Excerpts from a figure dataset
-- START --
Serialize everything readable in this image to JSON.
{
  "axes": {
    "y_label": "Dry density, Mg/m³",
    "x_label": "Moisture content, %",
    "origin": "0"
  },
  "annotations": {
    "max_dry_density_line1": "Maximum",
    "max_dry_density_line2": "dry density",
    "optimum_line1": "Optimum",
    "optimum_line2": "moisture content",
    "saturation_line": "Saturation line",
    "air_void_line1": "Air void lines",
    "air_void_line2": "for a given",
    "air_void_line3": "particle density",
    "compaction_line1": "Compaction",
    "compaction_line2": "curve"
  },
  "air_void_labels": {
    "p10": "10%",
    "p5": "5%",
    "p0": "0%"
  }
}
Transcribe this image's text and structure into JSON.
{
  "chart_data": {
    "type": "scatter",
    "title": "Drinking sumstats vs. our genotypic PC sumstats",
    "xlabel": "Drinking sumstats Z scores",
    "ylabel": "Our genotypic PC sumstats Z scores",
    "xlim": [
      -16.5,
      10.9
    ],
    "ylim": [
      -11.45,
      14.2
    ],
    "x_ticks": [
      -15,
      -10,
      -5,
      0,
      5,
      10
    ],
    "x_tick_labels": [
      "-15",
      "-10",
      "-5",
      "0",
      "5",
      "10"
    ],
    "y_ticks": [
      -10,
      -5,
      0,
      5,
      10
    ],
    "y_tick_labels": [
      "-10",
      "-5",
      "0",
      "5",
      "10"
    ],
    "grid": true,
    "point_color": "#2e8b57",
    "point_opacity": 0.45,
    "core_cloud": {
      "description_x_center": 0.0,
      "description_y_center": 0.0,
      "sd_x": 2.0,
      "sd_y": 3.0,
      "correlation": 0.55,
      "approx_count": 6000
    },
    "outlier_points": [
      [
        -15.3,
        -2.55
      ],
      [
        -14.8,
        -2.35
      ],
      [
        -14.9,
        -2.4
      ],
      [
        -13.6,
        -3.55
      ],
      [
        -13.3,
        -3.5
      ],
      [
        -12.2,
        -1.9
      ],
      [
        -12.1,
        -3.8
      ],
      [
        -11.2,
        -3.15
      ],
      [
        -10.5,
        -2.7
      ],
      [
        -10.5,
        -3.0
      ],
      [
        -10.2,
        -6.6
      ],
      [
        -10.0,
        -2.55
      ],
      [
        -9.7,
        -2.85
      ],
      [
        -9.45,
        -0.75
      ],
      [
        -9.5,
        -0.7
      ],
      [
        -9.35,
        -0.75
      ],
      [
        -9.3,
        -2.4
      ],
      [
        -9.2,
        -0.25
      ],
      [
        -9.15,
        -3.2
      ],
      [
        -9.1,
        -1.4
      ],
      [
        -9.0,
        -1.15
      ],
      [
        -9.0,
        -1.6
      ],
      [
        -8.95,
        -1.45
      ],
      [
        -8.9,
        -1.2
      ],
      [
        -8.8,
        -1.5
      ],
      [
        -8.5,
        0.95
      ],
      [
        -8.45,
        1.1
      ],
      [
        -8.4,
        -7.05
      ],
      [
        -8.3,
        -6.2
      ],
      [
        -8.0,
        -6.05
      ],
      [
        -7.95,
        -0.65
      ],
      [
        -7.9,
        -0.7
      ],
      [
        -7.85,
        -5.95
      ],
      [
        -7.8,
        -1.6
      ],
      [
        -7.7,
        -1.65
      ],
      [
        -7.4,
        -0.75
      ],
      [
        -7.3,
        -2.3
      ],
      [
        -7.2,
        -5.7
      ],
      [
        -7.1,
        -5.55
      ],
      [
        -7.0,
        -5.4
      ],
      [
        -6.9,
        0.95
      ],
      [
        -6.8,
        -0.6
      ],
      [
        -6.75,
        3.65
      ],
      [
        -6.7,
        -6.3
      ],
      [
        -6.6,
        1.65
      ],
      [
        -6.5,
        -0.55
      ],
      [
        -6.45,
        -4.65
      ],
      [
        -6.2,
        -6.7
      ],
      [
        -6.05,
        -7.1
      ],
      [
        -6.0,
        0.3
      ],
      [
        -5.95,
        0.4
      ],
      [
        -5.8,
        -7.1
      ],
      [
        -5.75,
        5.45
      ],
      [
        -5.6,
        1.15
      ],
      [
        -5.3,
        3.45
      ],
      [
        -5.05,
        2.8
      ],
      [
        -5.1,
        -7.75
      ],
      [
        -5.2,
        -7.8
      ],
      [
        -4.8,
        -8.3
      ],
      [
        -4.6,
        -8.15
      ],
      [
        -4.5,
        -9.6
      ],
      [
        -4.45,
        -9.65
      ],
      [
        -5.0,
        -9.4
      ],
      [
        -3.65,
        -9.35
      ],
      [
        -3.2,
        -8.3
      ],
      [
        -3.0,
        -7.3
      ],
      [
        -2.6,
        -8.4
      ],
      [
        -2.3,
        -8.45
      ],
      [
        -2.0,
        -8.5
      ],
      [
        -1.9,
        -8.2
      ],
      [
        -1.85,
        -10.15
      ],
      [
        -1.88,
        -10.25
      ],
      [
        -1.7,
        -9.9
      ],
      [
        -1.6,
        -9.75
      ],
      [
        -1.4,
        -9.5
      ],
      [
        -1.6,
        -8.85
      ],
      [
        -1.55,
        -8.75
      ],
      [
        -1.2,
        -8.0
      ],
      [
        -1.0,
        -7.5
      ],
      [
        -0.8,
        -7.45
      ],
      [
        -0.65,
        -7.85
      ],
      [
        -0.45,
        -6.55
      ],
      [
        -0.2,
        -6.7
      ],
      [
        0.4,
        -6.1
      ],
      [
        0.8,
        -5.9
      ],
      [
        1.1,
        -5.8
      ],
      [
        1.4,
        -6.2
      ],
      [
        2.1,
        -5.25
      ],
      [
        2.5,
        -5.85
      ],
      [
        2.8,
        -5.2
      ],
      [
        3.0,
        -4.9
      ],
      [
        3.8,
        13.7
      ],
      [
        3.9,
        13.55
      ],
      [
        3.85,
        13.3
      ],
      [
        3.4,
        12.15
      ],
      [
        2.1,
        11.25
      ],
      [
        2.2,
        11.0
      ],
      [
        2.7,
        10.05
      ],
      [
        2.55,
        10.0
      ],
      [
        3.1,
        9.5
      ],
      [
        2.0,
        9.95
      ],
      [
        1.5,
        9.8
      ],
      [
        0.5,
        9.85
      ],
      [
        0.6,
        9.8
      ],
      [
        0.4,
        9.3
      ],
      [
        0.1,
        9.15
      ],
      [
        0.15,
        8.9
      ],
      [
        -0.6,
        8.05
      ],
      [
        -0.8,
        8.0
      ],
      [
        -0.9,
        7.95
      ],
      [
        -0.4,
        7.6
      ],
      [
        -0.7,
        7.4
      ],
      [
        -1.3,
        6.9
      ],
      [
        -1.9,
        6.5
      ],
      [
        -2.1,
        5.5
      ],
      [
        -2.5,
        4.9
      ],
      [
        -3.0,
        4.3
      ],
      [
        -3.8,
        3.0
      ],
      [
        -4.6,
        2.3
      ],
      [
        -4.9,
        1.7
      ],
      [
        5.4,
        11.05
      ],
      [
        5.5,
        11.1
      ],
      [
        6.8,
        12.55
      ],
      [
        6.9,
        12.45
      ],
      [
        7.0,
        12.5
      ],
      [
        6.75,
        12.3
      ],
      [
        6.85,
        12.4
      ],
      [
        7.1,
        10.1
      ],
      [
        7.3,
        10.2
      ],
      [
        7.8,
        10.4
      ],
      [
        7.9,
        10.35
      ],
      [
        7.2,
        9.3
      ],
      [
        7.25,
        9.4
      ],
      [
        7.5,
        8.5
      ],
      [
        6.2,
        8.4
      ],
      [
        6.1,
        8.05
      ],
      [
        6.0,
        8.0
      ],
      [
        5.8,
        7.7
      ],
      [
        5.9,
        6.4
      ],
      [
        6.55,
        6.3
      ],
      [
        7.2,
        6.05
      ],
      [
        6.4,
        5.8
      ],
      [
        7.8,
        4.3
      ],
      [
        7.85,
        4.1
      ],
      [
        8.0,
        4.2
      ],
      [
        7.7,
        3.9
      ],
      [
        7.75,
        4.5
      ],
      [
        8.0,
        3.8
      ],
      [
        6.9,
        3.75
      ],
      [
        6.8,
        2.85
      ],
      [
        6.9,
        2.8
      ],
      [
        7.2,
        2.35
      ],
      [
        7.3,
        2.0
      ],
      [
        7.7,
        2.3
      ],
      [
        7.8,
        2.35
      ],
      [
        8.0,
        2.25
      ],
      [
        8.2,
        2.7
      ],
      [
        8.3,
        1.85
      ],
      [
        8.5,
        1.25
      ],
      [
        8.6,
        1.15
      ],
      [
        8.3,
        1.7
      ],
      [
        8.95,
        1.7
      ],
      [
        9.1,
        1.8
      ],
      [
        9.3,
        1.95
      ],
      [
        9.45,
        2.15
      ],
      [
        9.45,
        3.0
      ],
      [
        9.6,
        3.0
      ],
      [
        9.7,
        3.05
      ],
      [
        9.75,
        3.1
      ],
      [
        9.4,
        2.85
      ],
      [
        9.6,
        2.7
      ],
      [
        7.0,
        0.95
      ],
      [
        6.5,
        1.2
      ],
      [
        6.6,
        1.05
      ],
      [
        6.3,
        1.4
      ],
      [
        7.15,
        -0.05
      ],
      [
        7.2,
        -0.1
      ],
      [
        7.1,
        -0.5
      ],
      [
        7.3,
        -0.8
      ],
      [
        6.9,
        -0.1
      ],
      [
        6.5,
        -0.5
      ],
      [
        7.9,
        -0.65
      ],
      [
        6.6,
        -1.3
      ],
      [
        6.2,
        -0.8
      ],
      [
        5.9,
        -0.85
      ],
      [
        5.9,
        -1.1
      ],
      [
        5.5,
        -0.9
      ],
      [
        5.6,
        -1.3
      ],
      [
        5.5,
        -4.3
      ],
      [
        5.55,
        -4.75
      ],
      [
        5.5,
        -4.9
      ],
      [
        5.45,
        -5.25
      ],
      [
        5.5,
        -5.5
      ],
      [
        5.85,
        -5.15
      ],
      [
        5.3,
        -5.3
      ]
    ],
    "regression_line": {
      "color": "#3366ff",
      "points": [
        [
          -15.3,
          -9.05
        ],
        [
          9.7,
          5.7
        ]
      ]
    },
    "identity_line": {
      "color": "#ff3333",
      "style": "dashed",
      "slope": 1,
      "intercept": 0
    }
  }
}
-- END --
To do:
Extract every line above that contains the word "this".

Response:
Serialize everything readable in this image to JSON.
Transcribe this image's text and structure into JSON.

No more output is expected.